Work to be completed – Gather every line of the data that contains the string "filter", treating uppercase and lowercase as different.

---------- Extracted data

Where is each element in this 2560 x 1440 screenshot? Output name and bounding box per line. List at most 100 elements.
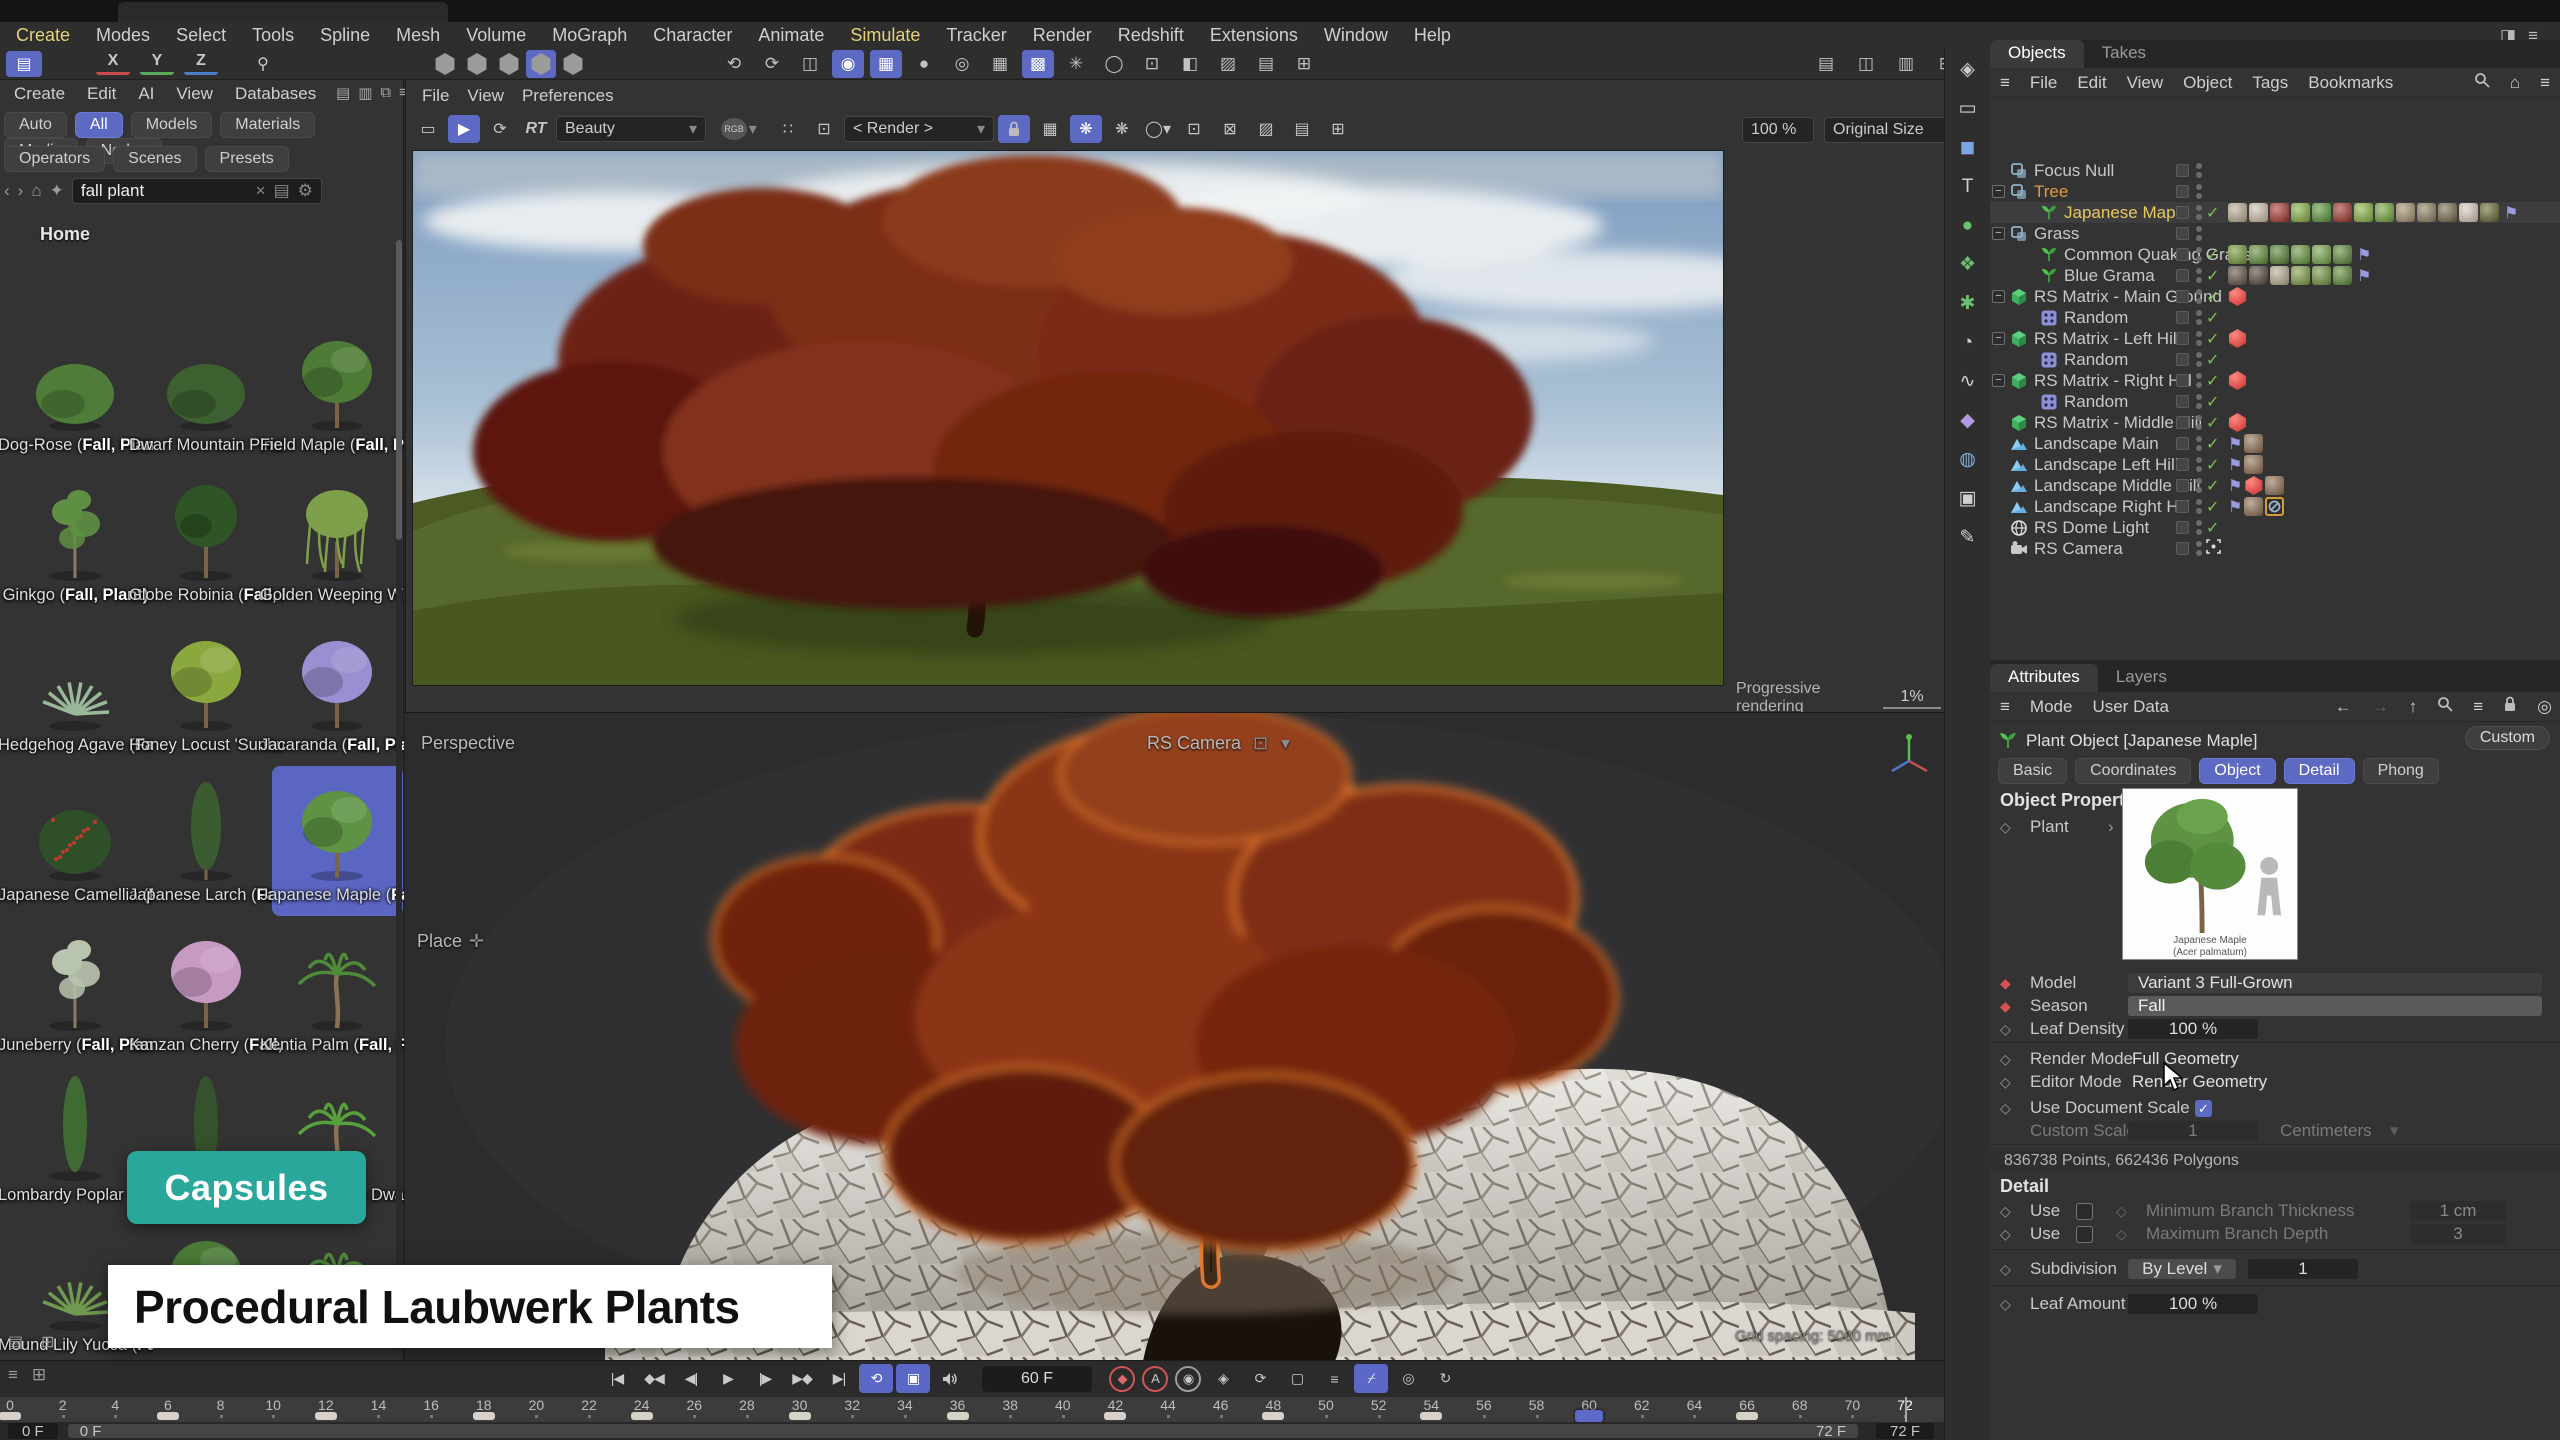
play-button[interactable]: ▶ [711, 1364, 745, 1393]
layer-toggle[interactable] [2176, 437, 2189, 450]
visibility-dots[interactable] [2196, 205, 2202, 223]
enabled-check-icon[interactable]: ✓ [2206, 371, 2219, 391]
keyframe-marker[interactable] [947, 1412, 969, 1420]
filter-models[interactable]: Models [131, 112, 213, 138]
layer-toggle[interactable] [2176, 416, 2189, 429]
object-label[interactable]: RS Camera [2034, 539, 2123, 559]
menu-create[interactable]: Create [16, 25, 70, 46]
object-label[interactable]: RS Matrix - Main Ground [2034, 287, 2222, 307]
axis-x-button[interactable]: X [96, 49, 130, 75]
enabled-check-icon[interactable]: ✓ [2206, 287, 2219, 307]
coordinate-system-icon[interactable]: ⚲ [246, 51, 280, 77]
loop-button[interactable]: ⟲ [859, 1364, 893, 1393]
material-tag[interactable] [2265, 476, 2284, 495]
expand-toggle[interactable]: − [1992, 332, 2005, 345]
object-label[interactable]: Grass [2034, 224, 2079, 244]
visibility-dots[interactable] [2196, 226, 2202, 244]
expand-arrow-icon[interactable]: › [2108, 817, 2114, 837]
asset-item-golden[interactable]: Golden Weeping Willo...( [272, 466, 403, 616]
region-select-icon[interactable]: ◯▾ [1142, 115, 1174, 143]
om-menu-object[interactable]: Object [2183, 73, 2232, 93]
expand-toggle[interactable]: − [1992, 290, 2005, 303]
workplane-icon[interactable]: ◧ [1174, 50, 1206, 78]
layer-toggle[interactable] [2176, 542, 2189, 555]
generator-icon[interactable]: ✱ [1960, 294, 1976, 313]
object-row-rs-camera[interactable]: RS Camera [1990, 538, 2560, 559]
visibility-dots[interactable] [2196, 268, 2202, 286]
filter-auto[interactable]: Auto [4, 112, 67, 138]
key-parameter-button[interactable]: ≡ [1317, 1364, 1351, 1393]
object-row-rs-matrix-right-hill[interactable]: −RS Matrix - Right Hill✓ [1990, 370, 2560, 391]
object-row-grass[interactable]: − Grass [1990, 223, 2560, 244]
enabled-check-icon[interactable]: ✓ [2206, 455, 2219, 475]
layer-toggle[interactable] [2176, 479, 2189, 492]
material-tag[interactable] [2244, 497, 2263, 516]
object-label[interactable]: Common Quaking Grass [2064, 245, 2251, 265]
object-label[interactable]: RS Matrix - Right Hill [2034, 371, 2192, 391]
add-snapshot-icon[interactable]: ⊞ [1322, 115, 1354, 143]
layer-toggle[interactable] [2176, 269, 2189, 282]
material-tag[interactable] [2375, 203, 2394, 222]
layer-toggle[interactable] [2176, 353, 2189, 366]
view-mode-icon[interactable] [494, 50, 524, 78]
compare-icon[interactable]: ▨ [1250, 115, 1282, 143]
render-mode-select[interactable]: Full Geometry [2132, 1049, 2239, 1069]
enabled-check-icon[interactable]: ✓ [2206, 329, 2219, 349]
object-label[interactable]: Random [2064, 308, 2128, 328]
menu-character[interactable]: Character [653, 25, 732, 46]
current-frame-field[interactable]: 60 F [982, 1366, 1092, 1392]
snapshot-freeze-icon[interactable]: ❋ [1070, 115, 1102, 143]
search-input[interactable]: fall plant × ▤ ⚙ [72, 178, 322, 204]
camera-select[interactable]: < Render >▾ [844, 116, 994, 142]
asset-item-honey[interactable]: Honey Locust 'Sunbur...( [141, 616, 272, 766]
viewport-camera-label[interactable]: RS Camera [1147, 733, 1241, 754]
subdivision-value-field[interactable]: 1 [2248, 1259, 2358, 1279]
back-icon[interactable]: ← [2335, 697, 2352, 717]
browser-list-icon[interactable]: ▤ [8, 1332, 23, 1352]
keyframe-marker[interactable] [473, 1412, 495, 1420]
phong-tag-icon[interactable]: ⚑ [2228, 497, 2242, 517]
key-rotation-button[interactable]: ⟳ [1243, 1364, 1277, 1393]
redshift-material-tag[interactable] [2244, 476, 2263, 495]
om-menu-tags[interactable]: Tags [2252, 73, 2288, 93]
layer-toggle[interactable] [2176, 458, 2189, 471]
up-icon[interactable]: ↑ [2409, 697, 2418, 717]
hamburger-icon[interactable]: ≡ [2000, 73, 2010, 93]
filter-presets[interactable]: Presets [205, 146, 289, 172]
material-tag[interactable] [2249, 245, 2268, 264]
rt-toggle[interactable]: RT [520, 115, 552, 143]
model-select[interactable]: Variant 3 Full-Grown [2128, 973, 2542, 993]
material-tag[interactable] [2291, 245, 2310, 264]
browser-menu-create[interactable]: Create [14, 84, 65, 104]
timeline-ruler[interactable]: 0246810121416182022242628303234363840424… [0, 1396, 1944, 1422]
material-tag[interactable] [2291, 266, 2310, 285]
phong-tag-icon[interactable]: ⚑ [2228, 476, 2242, 496]
asset-item-japanese[interactable]: Japanese Maple (Fall, ... [272, 766, 403, 916]
visibility-dots[interactable] [2196, 541, 2202, 559]
renderview-menu-preferences[interactable]: Preferences [522, 86, 614, 106]
key-position-button[interactable]: ◈ [1206, 1364, 1240, 1393]
material-tag[interactable] [2396, 203, 2415, 222]
material-tag[interactable] [2417, 203, 2436, 222]
asset-scrollbar[interactable] [396, 240, 402, 1350]
material-tag[interactable] [2228, 245, 2247, 264]
expand-toggle[interactable]: − [1992, 227, 2005, 240]
grid-icon[interactable]: ▦ [984, 50, 1016, 78]
om-menu-view[interactable]: View [2127, 73, 2164, 93]
keyframe-marker[interactable] [631, 1412, 653, 1420]
attr-tab-object[interactable]: Object [2199, 758, 2275, 784]
object-label[interactable]: Random [2064, 392, 2128, 412]
hamburger-icon[interactable]: ≡ [2000, 697, 2010, 717]
browser-menu-edit[interactable]: Edit [87, 84, 116, 104]
image-size-select[interactable]: Original Size▾ [1824, 117, 1964, 143]
visibility-dots[interactable] [2196, 394, 2202, 412]
view-mode-icon[interactable] [526, 50, 556, 78]
zoom-level-select[interactable]: 100 % [1742, 117, 1814, 143]
keyframe-selection-button[interactable]: ◉ [1175, 1366, 1201, 1392]
filter-materials[interactable]: Materials [220, 112, 315, 138]
layer-toggle[interactable] [2176, 290, 2189, 303]
layer-toggle[interactable] [2176, 521, 2189, 534]
enabled-check-icon[interactable]: ✓ [2206, 266, 2219, 286]
object-row-random[interactable]: Random✓ [1990, 307, 2560, 328]
asset-item-kentia[interactable]: Kentia Palm (Fall, Plant) [272, 916, 403, 1066]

--------------------

Answer –
filter-models[interactable]: Models [131, 112, 213, 138]
filter-auto[interactable]: Auto [4, 112, 67, 138]
filter-presets[interactable]: Presets [205, 146, 289, 172]
filter-materials[interactable]: Materials [220, 112, 315, 138]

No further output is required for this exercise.